- [ISTRUZIONI DEL COMPITO] Riporta integralmente, senza cambiare nulla, il testo su Viktor Orban e l'Unione Europea.

- [TESTO FORNITO]
▼▼▼

Con il suo articolo su “Tutti Europa ventitrenta”, Maurizio Serra ha inquadrato in maniera magistrale la personalità di Viktor Orban e la sfida che sta lanciando all’Unione Europea.
Mi è piaciuta soprattutto la sottile analisi delle peculiarità ungheresi, di un Paese con tanta storia e con poca voglia di omologazione. Ricordo, per esperienza diretta, l’orgoglio con cui a Budapest (prima di Orban) si definivano l’angolo più settentrionale dell’Europa centro-meridionale, con reminiscenze mediterranee (Trieste era un loro porto, sino a poco più di un secolo fa).
Non ne deriva però, per l’autore, la difesa o la giustificazione di uno spregiudicato tribuno della plebe, quanto la domanda se, con il limitato margine di manovra fornito dall’attuale assetto istituzionale europeo, la linea dell’intransigenza non stia in realtà “facendo il gioco” dell’assertivo sovranista.

▲▲▲

- [RECORD FORNITI]
▼▼▼

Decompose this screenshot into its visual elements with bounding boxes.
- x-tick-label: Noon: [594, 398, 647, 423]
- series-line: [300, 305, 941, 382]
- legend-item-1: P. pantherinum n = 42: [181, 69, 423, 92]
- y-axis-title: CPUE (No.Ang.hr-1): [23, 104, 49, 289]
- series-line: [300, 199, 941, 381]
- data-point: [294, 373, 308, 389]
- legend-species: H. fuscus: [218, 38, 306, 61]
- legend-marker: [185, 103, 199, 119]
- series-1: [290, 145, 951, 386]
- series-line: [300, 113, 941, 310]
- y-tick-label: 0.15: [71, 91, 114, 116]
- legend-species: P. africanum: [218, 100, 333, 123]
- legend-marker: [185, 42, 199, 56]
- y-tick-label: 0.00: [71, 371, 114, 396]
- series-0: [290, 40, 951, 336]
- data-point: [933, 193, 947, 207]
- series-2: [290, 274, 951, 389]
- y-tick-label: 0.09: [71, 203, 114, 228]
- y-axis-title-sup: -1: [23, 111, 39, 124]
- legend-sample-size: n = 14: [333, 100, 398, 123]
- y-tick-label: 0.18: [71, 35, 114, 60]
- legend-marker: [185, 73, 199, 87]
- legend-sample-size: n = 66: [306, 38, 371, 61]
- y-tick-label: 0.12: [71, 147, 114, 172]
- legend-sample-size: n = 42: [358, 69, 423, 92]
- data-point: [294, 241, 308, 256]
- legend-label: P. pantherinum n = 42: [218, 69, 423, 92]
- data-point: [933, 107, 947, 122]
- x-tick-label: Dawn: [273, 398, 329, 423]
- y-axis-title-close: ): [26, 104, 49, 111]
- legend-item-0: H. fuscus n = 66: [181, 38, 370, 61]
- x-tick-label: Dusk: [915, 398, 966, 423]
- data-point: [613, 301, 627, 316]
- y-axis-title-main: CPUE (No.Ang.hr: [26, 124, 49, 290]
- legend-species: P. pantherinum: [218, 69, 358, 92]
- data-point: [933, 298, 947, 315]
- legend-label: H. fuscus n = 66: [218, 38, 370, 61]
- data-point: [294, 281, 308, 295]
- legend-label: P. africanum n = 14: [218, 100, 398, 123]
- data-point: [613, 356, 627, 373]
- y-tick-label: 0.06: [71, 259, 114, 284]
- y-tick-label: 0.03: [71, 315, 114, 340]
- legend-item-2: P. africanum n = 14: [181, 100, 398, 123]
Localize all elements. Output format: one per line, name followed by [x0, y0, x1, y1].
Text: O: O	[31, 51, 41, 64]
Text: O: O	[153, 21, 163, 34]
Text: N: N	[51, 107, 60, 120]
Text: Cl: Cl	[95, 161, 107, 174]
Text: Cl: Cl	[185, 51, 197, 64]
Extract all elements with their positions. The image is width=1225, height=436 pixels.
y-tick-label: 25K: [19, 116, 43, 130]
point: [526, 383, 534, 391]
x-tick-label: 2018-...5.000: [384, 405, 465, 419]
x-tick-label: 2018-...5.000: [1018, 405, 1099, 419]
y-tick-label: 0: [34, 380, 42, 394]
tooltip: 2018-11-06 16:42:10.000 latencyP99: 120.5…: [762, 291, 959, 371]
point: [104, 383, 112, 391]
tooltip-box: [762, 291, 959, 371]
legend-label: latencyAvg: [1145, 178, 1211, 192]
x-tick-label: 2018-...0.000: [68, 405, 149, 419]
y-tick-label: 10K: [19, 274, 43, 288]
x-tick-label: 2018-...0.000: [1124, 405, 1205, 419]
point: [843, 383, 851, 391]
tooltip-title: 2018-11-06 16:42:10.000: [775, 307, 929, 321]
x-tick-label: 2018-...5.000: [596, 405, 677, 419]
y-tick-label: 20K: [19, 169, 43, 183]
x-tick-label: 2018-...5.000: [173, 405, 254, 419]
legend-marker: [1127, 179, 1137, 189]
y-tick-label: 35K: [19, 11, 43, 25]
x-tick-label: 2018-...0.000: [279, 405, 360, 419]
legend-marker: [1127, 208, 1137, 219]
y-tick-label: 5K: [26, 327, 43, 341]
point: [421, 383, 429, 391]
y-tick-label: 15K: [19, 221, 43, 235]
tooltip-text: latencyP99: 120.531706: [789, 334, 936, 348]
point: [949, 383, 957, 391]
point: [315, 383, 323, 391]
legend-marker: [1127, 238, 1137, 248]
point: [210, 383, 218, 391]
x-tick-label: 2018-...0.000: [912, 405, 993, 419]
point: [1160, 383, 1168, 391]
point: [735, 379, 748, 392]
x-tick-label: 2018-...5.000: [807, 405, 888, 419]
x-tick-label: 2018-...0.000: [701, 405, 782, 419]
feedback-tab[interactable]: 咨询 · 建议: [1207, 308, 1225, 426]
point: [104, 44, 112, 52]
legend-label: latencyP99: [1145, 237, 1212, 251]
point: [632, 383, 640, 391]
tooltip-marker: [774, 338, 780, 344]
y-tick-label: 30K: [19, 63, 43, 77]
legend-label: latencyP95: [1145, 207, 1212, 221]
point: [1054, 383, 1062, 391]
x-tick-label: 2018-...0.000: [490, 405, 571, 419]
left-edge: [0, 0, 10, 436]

▲▲▲

- [ESERCIZIO SVOLTO]
Con il suo articolo su “Tutti Europa ventitrenta”, Maurizio Serra ha inquadrato in maniera magistrale la personalità di Viktor Orban e la sfida che sta lanciando all’Unione Europea.
Mi è piaciuta soprattutto la sottile analisi delle peculiarità ungheresi, di un Paese con tanta storia e con poca voglia di omologazione. Ricordo, per esperienza diretta, l’orgoglio con cui a Budapest (prima di Orban) si definivano l’angolo più settentrionale dell’Europa centro-meridionale, con reminiscenze mediterranee (Trieste era un loro porto, sino a poco più di un secolo fa).
Non ne deriva però, per l’autore, la difesa o la giustificazione di uno spregiudicato tribuno della plebe, quanto la domanda se, con il limitato margine di manovra fornito dall’attuale assetto istituzionale europeo, la linea dell’intransigenza non stia in realtà “facendo il gioco” dell’assertivo sovranista.